Set problem:
Please render every non-blank line of the listing below as a JSON list of strings, one string per line, leaving out the picture.

* Start Input records *

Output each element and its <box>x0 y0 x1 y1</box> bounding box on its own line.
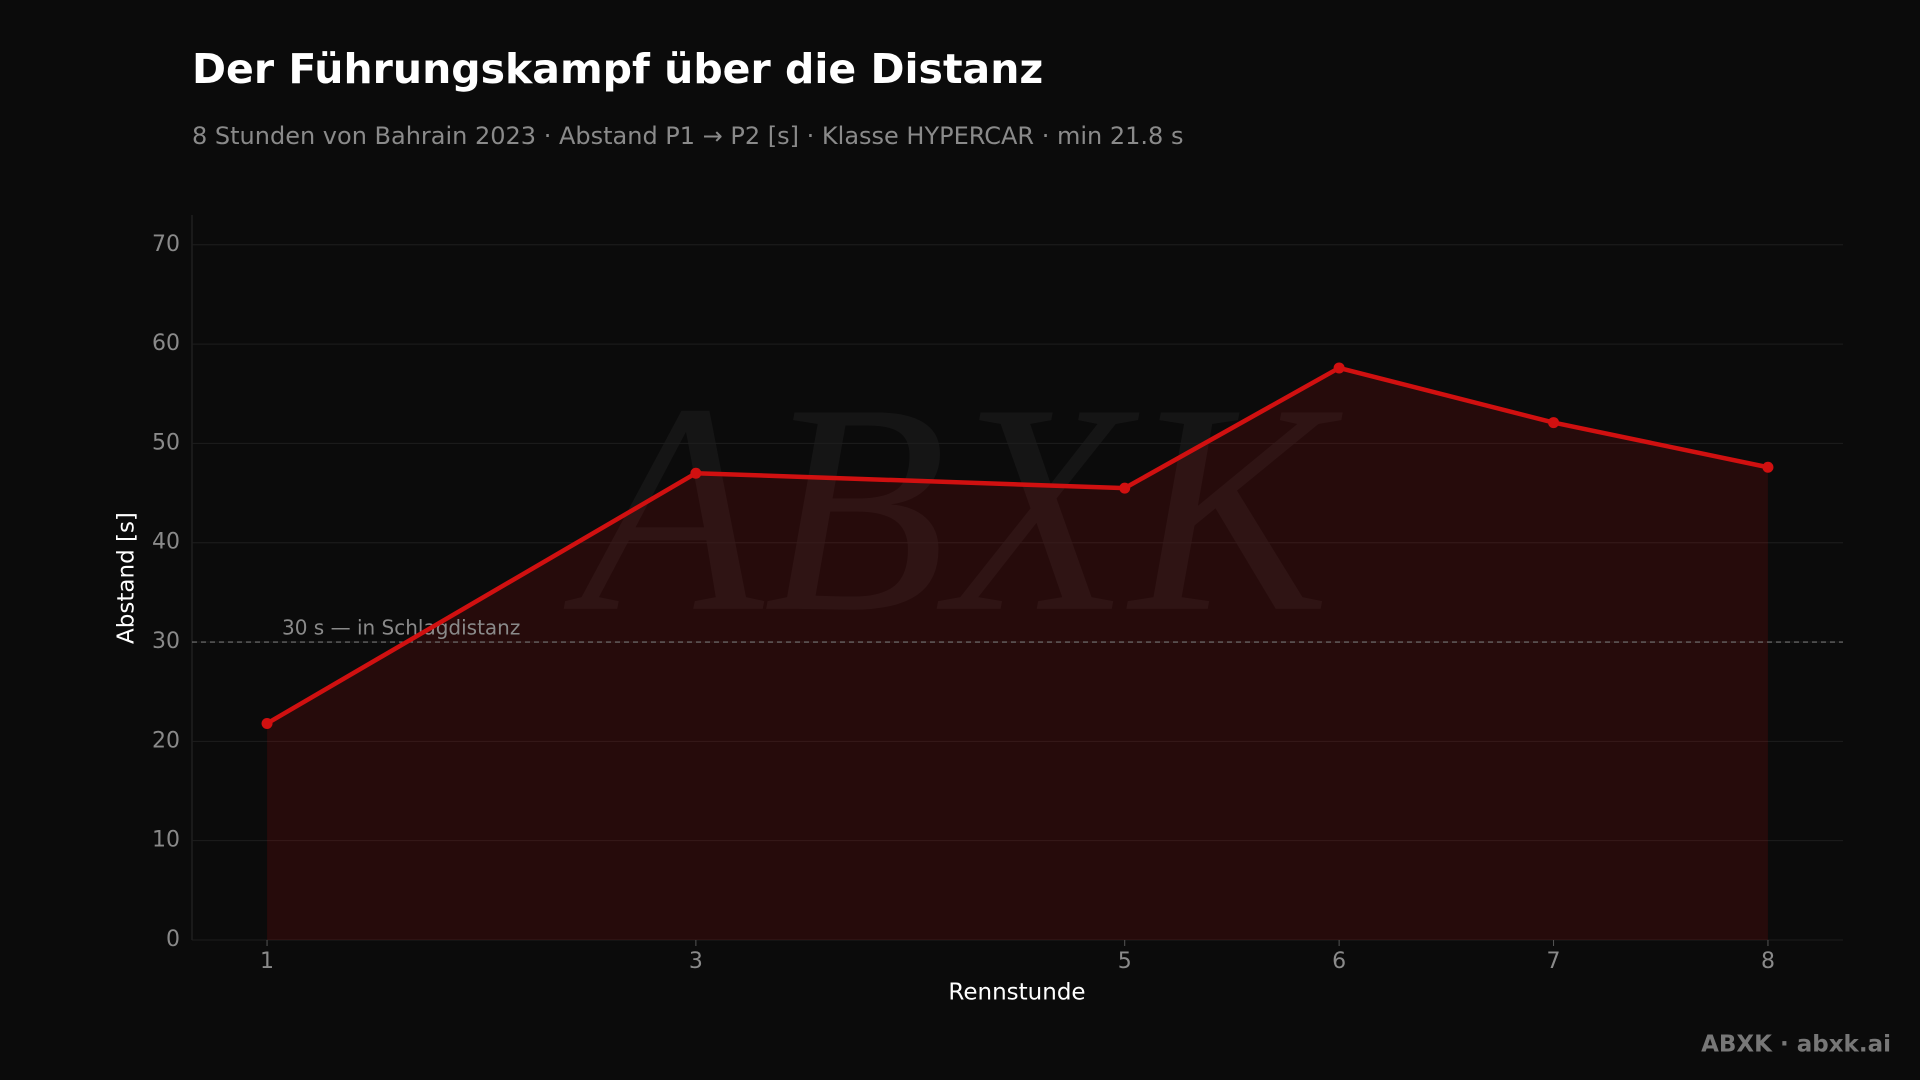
x-tick-label: 8 <box>1761 949 1775 974</box>
y-axis-label: Abstand [s] <box>114 512 140 644</box>
x-tick-label: 6 <box>1332 949 1346 974</box>
point <box>1333 362 1345 374</box>
y-tick-label: 50 <box>152 430 180 455</box>
y-tick-label: 10 <box>152 828 180 853</box>
x-axis-label: Rennstunde <box>948 980 1085 1006</box>
y-tick-label: 20 <box>152 728 180 753</box>
x-tick-label: 5 <box>1118 949 1132 974</box>
x-tick-label: 3 <box>689 949 703 974</box>
reference-label: 30 s — in Schlagdistanz <box>282 616 520 640</box>
y-tick-label: 70 <box>152 232 180 257</box>
point <box>1548 417 1560 429</box>
x-tick-label: 7 <box>1547 949 1561 974</box>
area <box>267 367 1768 940</box>
x-tick-label: 1 <box>260 949 274 974</box>
point <box>690 467 702 479</box>
point <box>1119 482 1131 494</box>
y-tick-label: 40 <box>152 530 180 555</box>
point <box>261 717 273 729</box>
y-tick-label: 0 <box>166 927 180 952</box>
line <box>265 365 1769 726</box>
y-tick-label: 60 <box>152 331 180 356</box>
watermark: ABXK <box>561 342 1345 674</box>
chart-title: Der Führungskampf über die Distanz <box>192 45 1043 93</box>
footer: ABXK · abxk.ai <box>1701 1032 1891 1058</box>
chart-subtitle: 8 Stunden von Bahrain 2023 · Abstand P1 … <box>192 122 1183 150</box>
y-tick-label: 30 <box>152 629 180 654</box>
point <box>1762 461 1774 473</box>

* End Input records *

Final answer:
[
  "Output each element and its <box>x0 y0 x1 y1</box> bounding box on its own line.",
  "x-tick-label: 8 <box>1761 949 1775 974</box>",
  "y-axis-label: Abstand [s] <box>114 512 140 644</box>",
  "x-tick-label: 6 <box>1332 949 1346 974</box>",
  "point <box>1333 362 1345 374</box>",
  "y-tick-label: 50 <box>152 430 180 455</box>",
  "y-tick-label: 10 <box>152 828 180 853</box>",
  "x-axis-label: Rennstunde <box>948 980 1085 1006</box>",
  "y-tick-label: 20 <box>152 728 180 753</box>",
  "x-tick-label: 5 <box>1118 949 1132 974</box>",
  "x-tick-label: 3 <box>689 949 703 974</box>",
  "reference-label: 30 s — in Schlagdistanz <box>282 616 520 640</box>",
  "y-tick-label: 70 <box>152 232 180 257</box>",
  "point <box>1548 417 1560 429</box>",
  "x-tick-label: 7 <box>1547 949 1561 974</box>",
  "area <box>267 367 1768 940</box>",
  "x-tick-label: 1 <box>260 949 274 974</box>",
  "point <box>690 467 702 479</box>",
  "point <box>1119 482 1131 494</box>",
  "y-tick-label: 40 <box>152 530 180 555</box>",
  "point <box>261 717 273 729</box>",
  "y-tick-label: 0 <box>166 927 180 952</box>",
  "line <box>265 365 1769 726</box>",
  "y-tick-label: 60 <box>152 331 180 356</box>",
  "watermark: ABXK <box>561 342 1345 674</box>",
  "chart-title: Der Führungskampf über die Distanz <box>192 45 1043 93</box>",
  "footer: ABXK · abxk.ai <box>1701 1032 1891 1058</box>",
  "chart-subtitle: 8 Stunden von Bahrain 2023 · Abstand P1 … <box>192 122 1183 150</box>",
  "y-tick-label: 30 <box>152 629 180 654</box>",
  "point <box>1762 461 1774 473</box>"
]